## The task
Set down the material below word for word, excluding the pictures.

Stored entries

_ _ _ _

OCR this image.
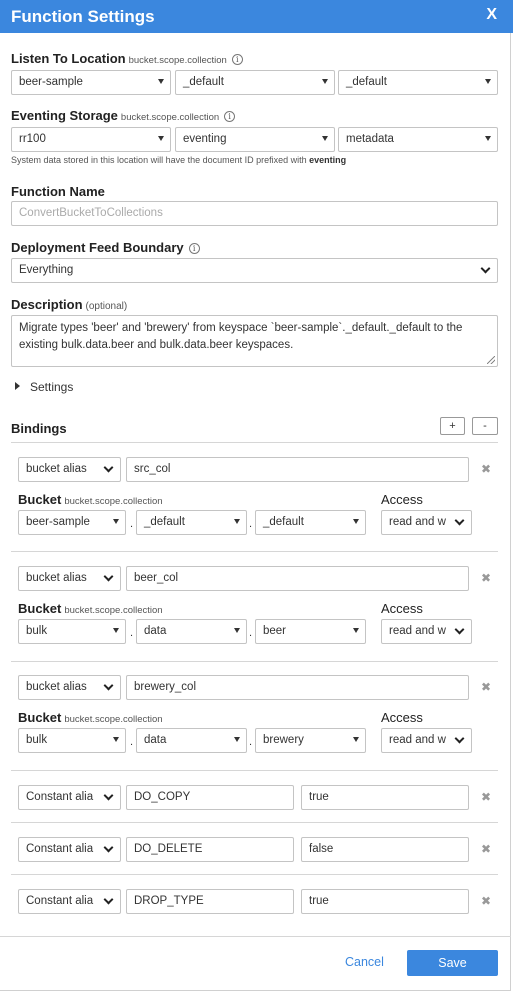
Function Settings	X
Listen To Location bucket.scope.collection i
beer-sample	_default	_default
Eventing Storage bucket.scope.collection i
rr100	eventing	metadata
System data stored in this location will have the document ID prefixed with eventing
Function Name
ConvertBucketToCollections
Deployment Feed Boundary i
Everything
Description (optional)
Migrate types 'beer' and 'brewery' from keyspace `beer-sample`._default._default to the existing bulk.data.beer and bulk.data.beer keyspaces.
Settings
Bindings	+	-
bucket alias	src_col	✖
Bucket bucket.scope.collection	Access
beer-sample	. _default	. _default	read and w
bucket alias	beer_col	✖
Bucket bucket.scope.collection	Access
bulk	. data	. beer	read and w
bucket alias	brewery_col	✖
Bucket bucket.scope.collection	Access
bulk	. data	. brewery	read and w
Constant alia	DO_COPY	true	✖
Constant alia	DO_DELETE	false	✖
Constant alia	DROP_TYPE	true	✖
Cancel	Save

_ _ _ _

## Reply
OCR this image.
Function Settings	X
Listen To Location bucket.scope.collection i
beer-sample	_default	_default
Eventing Storage bucket.scope.collection i
rr100	eventing	metadata
System data stored in this location will have the document ID prefixed with eventing
Function Name
ConvertBucketToCollections
Deployment Feed Boundary i
Everything
Description (optional)
Migrate types 'beer' and 'brewery' from keyspace `beer-sample`._default._default to the existing bulk.data.beer and bulk.data.beer keyspaces.
Settings
Bindings	+	-
bucket alias	src_col	✖
Bucket bucket.scope.collection	Access
beer-sample	. _default	. _default	read and w
bucket alias	beer_col	✖
Bucket bucket.scope.collection	Access
bulk	. data	. beer	read and w
bucket alias	brewery_col	✖
Bucket bucket.scope.collection	Access
bulk	. data	. brewery	read and w
Constant alia	DO_COPY	true	✖
Constant alia	DO_DELETE	false	✖
Constant alia	DROP_TYPE	true	✖
Cancel	Save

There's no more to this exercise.